By Michaiah Varnes//
Hood College hosted a film festival in Rosenstock Hall’s Hodson Auditorium featuring “Blizzard of Souls,” a film adaptation of a novel by Aleksandrs Grīns inspired by true events.
The event was organized by the Department of Biology and led by assistant professor Mark K. Chee. It was sponsored by the Graduate School as part of International Education Week.
Keynote speakers included E. Thomas Ewing, professor of history and associate dean for graduate students and research at Virginia Tech, and Daina Eglitis, associate professor of sociology and international affairs at George Washington University.
The audience consisted mainly of Hood students and members of the Frederick community, with additional participants joining through Zoom.
The film follows a 16-year-old boy who joins the Russian Army on the Eastern Front during World War I. He confronts the brutal realities of war as he shifts from fighting for Imperial Russia to supporting the Bolsheviks during the Russian Revolution, ultimately seeking Latvian independence.
At the start of the event, military historian Scott Hileman provided an overview of the Eastern Front, emphasizing its scale and significance. He noted that the front was shaped by diverse nationalities and ideologies that influenced the conflict’s outcome. Hileman, a faculty member at Coastal Carolina University who specializes in modern European and non-Western history, offered attendees a deeper context for the period.
Following the film, the floor opened for audience questions. During the Q&A, an attendee asked how Latvians rebuilt their society after declaring independence. Eglitis responded, and Chee followed up with a question to further explore the topic. Both in-person and Zoom participants took part in the discussion.
++++++++
■ TASK STATEMENT
Extend the report on the Hood College screening of "Blizzard of Souls," picking up after its last paragraph.

■ Structured page parsing data
++++++++
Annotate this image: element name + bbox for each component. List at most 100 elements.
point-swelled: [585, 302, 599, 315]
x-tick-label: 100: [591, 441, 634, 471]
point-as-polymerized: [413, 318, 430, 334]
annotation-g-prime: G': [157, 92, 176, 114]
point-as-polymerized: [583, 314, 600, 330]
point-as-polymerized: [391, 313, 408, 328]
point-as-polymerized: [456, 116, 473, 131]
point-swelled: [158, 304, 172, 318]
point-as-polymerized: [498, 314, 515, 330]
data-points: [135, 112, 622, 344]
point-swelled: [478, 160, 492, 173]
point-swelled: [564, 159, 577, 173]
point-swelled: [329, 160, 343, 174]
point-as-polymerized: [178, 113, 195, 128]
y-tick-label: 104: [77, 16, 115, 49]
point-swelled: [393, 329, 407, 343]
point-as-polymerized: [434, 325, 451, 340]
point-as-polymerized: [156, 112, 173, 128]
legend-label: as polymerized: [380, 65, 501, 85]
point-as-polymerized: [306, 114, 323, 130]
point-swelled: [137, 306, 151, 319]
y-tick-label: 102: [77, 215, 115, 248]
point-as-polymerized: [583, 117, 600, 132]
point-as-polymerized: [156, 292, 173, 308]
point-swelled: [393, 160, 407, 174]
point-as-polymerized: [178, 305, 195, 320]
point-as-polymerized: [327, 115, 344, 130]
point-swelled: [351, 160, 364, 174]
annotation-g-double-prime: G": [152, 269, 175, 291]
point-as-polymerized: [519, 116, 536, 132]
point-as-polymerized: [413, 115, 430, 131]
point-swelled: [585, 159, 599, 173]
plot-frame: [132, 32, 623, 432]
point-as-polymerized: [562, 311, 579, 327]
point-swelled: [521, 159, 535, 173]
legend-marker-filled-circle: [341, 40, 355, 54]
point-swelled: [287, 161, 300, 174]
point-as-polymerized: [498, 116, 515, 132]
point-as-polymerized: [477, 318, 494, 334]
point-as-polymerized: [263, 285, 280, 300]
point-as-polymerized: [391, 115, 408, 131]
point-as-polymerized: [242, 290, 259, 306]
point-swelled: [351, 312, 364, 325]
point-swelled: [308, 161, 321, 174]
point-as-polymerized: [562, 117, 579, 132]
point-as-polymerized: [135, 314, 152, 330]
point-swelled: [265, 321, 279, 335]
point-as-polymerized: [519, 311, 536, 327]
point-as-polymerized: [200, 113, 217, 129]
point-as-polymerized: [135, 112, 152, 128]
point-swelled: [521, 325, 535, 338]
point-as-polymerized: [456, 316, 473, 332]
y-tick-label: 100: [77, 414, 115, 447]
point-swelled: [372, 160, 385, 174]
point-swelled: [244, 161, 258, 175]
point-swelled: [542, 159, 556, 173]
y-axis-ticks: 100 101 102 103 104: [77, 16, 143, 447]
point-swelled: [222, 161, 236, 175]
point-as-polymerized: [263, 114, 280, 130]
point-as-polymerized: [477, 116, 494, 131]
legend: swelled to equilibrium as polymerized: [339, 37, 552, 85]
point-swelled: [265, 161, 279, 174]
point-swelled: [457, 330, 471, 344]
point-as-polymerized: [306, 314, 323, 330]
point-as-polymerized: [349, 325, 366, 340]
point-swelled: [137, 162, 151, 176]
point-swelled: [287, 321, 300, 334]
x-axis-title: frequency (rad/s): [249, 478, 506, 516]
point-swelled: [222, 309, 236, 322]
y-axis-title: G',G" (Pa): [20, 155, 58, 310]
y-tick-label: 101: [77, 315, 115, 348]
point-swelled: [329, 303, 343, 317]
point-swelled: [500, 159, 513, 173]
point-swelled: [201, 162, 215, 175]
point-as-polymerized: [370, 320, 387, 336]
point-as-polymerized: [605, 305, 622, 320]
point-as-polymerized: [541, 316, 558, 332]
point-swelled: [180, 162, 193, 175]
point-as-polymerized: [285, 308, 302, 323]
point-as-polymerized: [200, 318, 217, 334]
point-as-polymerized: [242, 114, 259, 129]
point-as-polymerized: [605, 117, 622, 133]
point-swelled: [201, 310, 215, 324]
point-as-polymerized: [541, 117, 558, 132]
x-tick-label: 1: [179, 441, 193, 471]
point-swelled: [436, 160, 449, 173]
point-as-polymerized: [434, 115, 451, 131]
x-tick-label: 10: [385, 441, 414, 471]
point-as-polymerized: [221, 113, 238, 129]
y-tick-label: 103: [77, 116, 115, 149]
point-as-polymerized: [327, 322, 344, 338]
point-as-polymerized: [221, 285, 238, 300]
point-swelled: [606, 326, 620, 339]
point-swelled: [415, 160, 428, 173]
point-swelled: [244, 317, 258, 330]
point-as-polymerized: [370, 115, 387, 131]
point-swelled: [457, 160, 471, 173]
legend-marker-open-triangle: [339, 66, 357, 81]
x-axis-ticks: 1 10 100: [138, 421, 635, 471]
++++++++
■ EXERCISE ANSWER
Chee said the conversation highlighted how the 1918 influenza pandemic reshaped Eastern Europe during the turmoil following World War I. He noted that the collapse of public health systems during the Russian Revolution and Civil War made it “extremely difficult to understand the pandemic’s true scale.”
He added that these events likely influenced later Soviet public-health policy, “especially considering the USSR ultimately launched the global effort to eradicate smallpox.”
Students also asked about Latvia’s experience during World War I and its subsequent fight for independence.
Chee invited Ewing to discuss the country’s struggles and Eglitis to address themes in the film “Blizzard of Souls.” Chee said he asked Eglitis about the film’s protagonist, Artūrs, and how his journey mirrors Latvia itself, “awakening,” enduring devastation, and rebuilding toward “an uncertain but self-determined future.”
The discussion also touched on Latvia’s post-independence industrial collapse, interwar instability, and long-term demographic challenges, including a population size that “remains roughly what it was in 1915.”
Chee said the film was selected because Baltic cinema “is strong despite the region’s small populations,” and because “Blizzard of Souls” is highly praised in Latvia while remaining accessible to international audiences.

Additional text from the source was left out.